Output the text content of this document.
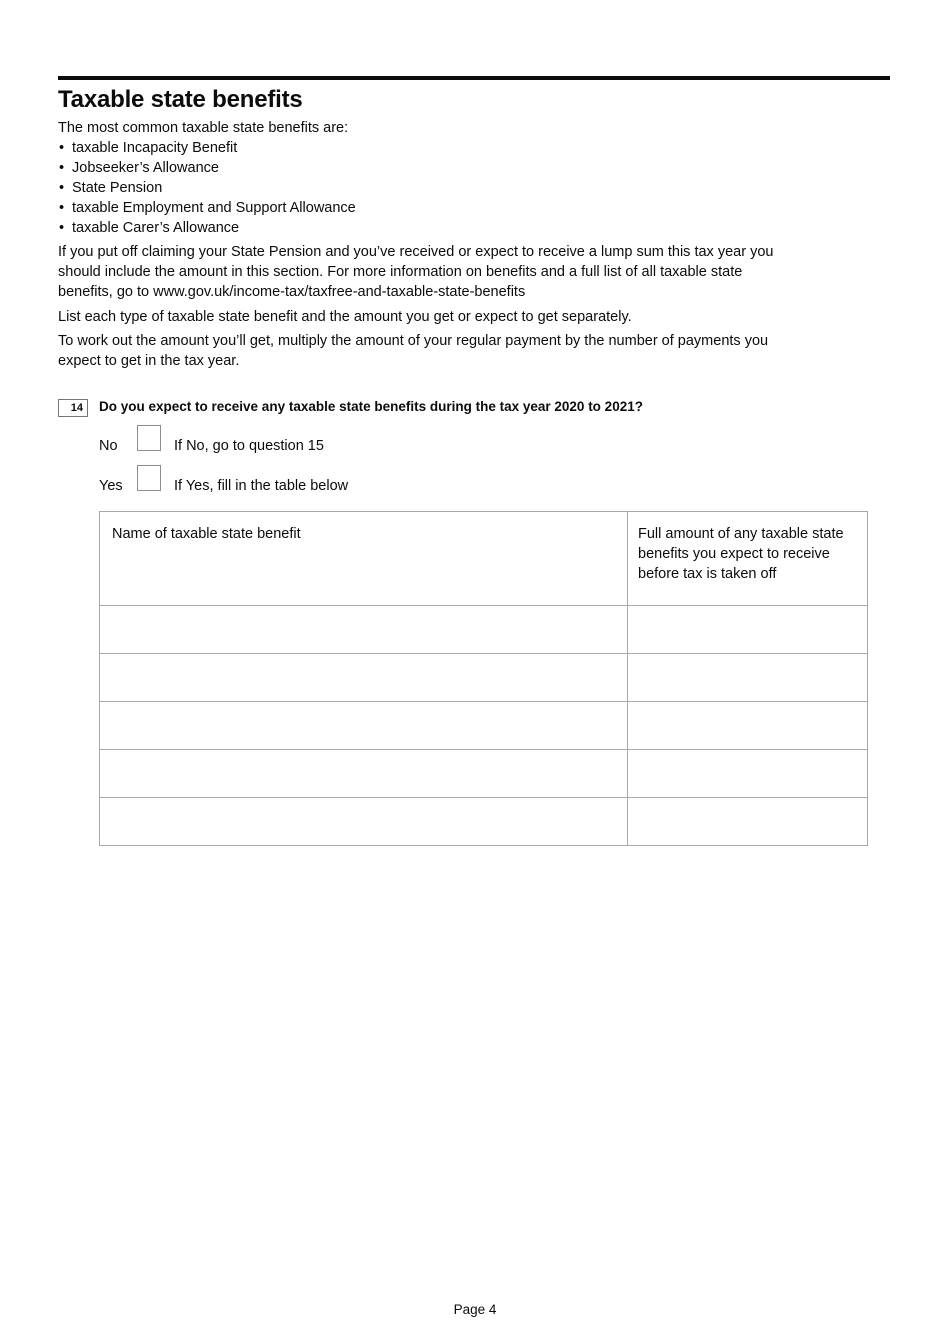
Taxable state benefits

The most common taxable state benefits are:

• taxable Incapacity Benefit
• Jobseeker’s Allowance
• State Pension
• taxable Employment and Support Allowance
• taxable Carer’s Allowance

If you put off claiming your State Pension and you’ve received or expect to receive a lump sum this tax year you should include the amount in this section. For more information on benefits and a full list of all taxable state benefits, go to www.gov.uk/income-tax/taxfree-and-taxable-state-benefits

List each type of taxable state benefit and the amount you get or expect to get separately.

To work out the amount you’ll get, multiply the amount of your regular payment by the number of payments you expect to get in the tax year.

14	Do you expect to receive any taxable state benefits during the tax year 2020 to 2021?

No	If No, go to question 15
Yes	If Yes, fill in the table below
Name of taxable state benefit	Full amount of any taxable state benefits you expect to receive before tax is taken off

Page 4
::::
Stated task: In the listing above, count each line that holds the string "benefits". Give the number only.

Output of the exercise: 5